Recorded data
___

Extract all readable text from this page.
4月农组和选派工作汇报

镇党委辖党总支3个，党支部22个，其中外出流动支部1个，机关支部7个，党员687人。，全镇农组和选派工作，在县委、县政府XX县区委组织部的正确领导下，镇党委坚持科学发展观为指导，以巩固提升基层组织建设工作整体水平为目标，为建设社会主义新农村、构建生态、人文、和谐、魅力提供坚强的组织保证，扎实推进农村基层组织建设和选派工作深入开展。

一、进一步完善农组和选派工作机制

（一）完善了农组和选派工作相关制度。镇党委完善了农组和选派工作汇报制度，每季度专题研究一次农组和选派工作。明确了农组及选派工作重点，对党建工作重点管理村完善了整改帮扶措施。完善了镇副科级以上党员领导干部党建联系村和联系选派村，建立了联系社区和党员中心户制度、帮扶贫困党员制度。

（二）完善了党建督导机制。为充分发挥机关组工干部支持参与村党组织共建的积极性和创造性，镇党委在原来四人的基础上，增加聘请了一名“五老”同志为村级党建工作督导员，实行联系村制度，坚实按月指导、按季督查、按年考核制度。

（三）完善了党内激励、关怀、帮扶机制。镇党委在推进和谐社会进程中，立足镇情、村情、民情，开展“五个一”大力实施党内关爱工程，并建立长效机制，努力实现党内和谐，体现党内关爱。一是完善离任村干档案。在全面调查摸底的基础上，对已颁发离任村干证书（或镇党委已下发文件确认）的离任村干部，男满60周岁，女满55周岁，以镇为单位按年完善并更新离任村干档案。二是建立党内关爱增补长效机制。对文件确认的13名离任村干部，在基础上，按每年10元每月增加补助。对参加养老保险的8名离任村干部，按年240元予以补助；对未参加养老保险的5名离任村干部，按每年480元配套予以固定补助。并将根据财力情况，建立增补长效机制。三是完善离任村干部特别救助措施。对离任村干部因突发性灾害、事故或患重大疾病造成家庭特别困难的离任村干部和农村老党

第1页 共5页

___

Copy out the whole listing, exactly as written.

ANSWER BELOW:
Extract all readable text from this page.
4月农组和选派工作汇报

镇党委辖党总支3个，党支部22个，其中外出流动支部1个，机关支部7个，党员687人。，全镇农组和选派工作，在县委、县政府XX县区委组织部的正确领导下，镇党委坚持科学发展观为指导，以巩固提升基层组织建设工作整体水平为目标，为建设社会主义新农村、构建生态、人文、和谐、魅力提供坚强的组织保证，扎实推进农村基层组织建设和选派工作深入开展。

一、进一步完善农组和选派工作机制

（一）完善了农组和选派工作相关制度。镇党委完善了农组和选派工作汇报制度，每季度专题研究一次农组和选派工作。明确了农组及选派工作重点，对党建工作重点管理村完善了整改帮扶措施。完善了镇副科级以上党员领导干部党建联系村和联系选派村，建立了联系社区和党员中心户制度、帮扶贫困党员制度。

（二）完善了党建督导机制。为充分发挥机关组工干部支持参与村党组织共建的积极性和创造性，镇党委在原来四人的基础上，增加聘请了一名“五老”同志为村级党建工作督导员，实行联系村制度，坚实按月指导、按季督查、按年考核制度。

（三）完善了党内激励、关怀、帮扶机制。镇党委在推进和谐社会进程中，立足镇情、村情、民情，开展“五个一”大力实施党内关爱工程，并建立长效机制，努力实现党内和谐，体现党内关爱。一是完善离任村干档案。在全面调查摸底的基础上，对已颁发离任村干证书（或镇党委已下发文件确认）的离任村干部，男满60周岁，女满55周岁，以镇为单位按年完善并更新离任村干档案。二是建立党内关爱增补长效机制。对文件确认的13名离任村干部，在基础上，按每年10元每月增加补助。对参加养老保险的8名离任村干部，按年240元予以补助；对未参加养老保险的5名离任村干部，按每年480元配套予以固定补助。并将根据财力情况，建立增补长效机制。三是完善离任村干部特别救助措施。对离任村干部因突发性灾害、事故或患重大疾病造成家庭特别困难的离任村干部和农村老党

第1页 共5页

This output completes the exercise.